** start **
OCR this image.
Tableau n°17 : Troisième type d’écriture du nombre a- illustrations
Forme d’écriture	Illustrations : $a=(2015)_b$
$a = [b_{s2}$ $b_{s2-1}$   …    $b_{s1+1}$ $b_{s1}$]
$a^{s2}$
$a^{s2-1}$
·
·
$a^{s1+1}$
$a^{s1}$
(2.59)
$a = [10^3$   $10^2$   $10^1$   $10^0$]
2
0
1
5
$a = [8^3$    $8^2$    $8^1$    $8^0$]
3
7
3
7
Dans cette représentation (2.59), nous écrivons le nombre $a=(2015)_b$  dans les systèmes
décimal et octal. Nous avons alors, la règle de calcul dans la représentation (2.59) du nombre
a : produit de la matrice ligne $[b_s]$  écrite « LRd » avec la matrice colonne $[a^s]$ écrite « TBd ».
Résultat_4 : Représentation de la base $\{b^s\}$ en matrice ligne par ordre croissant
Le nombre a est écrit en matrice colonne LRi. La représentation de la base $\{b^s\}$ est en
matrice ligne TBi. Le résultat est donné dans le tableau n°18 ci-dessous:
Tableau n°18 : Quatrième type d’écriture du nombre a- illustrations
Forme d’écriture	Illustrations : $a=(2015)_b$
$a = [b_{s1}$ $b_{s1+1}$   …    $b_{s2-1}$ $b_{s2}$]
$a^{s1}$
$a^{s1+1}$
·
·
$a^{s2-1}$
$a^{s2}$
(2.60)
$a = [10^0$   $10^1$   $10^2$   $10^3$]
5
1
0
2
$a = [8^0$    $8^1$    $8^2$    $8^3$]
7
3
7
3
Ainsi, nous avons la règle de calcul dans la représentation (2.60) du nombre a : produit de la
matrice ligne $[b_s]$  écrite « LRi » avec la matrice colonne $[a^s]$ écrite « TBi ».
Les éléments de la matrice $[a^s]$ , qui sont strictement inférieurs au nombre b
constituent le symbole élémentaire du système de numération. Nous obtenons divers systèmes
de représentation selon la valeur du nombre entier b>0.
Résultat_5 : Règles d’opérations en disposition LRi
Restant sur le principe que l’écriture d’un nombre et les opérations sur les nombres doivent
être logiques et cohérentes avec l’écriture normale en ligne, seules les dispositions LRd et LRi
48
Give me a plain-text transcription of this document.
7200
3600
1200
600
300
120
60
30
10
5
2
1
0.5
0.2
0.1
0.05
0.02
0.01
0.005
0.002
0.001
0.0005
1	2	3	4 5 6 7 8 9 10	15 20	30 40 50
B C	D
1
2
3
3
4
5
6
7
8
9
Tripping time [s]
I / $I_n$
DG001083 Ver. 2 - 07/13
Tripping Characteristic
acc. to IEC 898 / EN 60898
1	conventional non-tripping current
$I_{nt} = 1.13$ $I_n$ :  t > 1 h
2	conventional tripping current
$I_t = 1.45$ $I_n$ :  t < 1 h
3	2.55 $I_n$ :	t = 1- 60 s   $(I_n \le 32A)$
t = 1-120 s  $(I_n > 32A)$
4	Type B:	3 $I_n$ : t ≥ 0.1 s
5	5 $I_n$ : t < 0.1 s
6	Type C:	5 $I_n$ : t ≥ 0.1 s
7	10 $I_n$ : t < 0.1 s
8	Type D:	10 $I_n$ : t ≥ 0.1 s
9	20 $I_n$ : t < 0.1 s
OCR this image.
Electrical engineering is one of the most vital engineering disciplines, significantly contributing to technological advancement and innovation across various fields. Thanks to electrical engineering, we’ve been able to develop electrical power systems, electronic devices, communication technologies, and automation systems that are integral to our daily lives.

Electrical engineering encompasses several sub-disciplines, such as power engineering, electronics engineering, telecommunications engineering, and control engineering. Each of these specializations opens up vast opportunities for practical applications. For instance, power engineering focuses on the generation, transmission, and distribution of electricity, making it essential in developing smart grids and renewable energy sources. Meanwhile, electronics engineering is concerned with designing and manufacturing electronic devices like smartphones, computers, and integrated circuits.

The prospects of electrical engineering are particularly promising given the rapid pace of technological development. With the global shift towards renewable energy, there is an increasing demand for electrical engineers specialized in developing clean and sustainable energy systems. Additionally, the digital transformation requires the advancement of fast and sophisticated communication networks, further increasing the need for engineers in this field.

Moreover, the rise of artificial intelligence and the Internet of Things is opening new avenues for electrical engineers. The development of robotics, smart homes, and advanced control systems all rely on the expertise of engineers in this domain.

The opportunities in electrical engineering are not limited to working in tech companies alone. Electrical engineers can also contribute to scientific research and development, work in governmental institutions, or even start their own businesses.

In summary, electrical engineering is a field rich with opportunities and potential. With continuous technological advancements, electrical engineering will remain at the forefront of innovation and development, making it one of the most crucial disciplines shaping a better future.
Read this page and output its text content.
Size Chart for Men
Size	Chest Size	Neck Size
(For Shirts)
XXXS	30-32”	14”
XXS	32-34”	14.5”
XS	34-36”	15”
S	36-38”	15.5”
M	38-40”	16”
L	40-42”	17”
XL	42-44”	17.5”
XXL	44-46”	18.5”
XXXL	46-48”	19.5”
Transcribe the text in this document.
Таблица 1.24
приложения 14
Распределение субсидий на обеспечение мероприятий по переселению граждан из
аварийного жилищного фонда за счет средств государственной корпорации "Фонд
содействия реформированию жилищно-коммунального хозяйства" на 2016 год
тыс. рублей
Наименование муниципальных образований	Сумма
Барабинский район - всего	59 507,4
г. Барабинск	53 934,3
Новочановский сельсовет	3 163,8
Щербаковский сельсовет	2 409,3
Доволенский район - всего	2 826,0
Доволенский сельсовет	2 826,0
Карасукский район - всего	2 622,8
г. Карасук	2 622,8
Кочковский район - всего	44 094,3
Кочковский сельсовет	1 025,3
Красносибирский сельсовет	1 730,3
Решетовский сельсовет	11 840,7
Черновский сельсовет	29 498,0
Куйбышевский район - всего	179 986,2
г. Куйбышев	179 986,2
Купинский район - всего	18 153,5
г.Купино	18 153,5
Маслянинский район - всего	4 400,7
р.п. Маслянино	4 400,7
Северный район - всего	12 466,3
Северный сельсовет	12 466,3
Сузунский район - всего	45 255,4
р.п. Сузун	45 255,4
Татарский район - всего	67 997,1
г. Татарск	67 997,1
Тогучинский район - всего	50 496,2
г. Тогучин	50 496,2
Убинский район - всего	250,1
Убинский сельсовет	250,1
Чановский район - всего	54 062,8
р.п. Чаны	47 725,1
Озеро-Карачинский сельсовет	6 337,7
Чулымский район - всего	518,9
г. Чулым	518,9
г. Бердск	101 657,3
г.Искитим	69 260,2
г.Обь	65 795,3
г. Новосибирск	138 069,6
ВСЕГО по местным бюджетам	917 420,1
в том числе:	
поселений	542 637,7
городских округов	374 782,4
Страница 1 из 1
** end **
What you will do —
Take every line from the data that contains the word "Доволенский".

Problem solution —
Доволенский район - всего	2 826,0
Доволенский сельсовет	2 826,0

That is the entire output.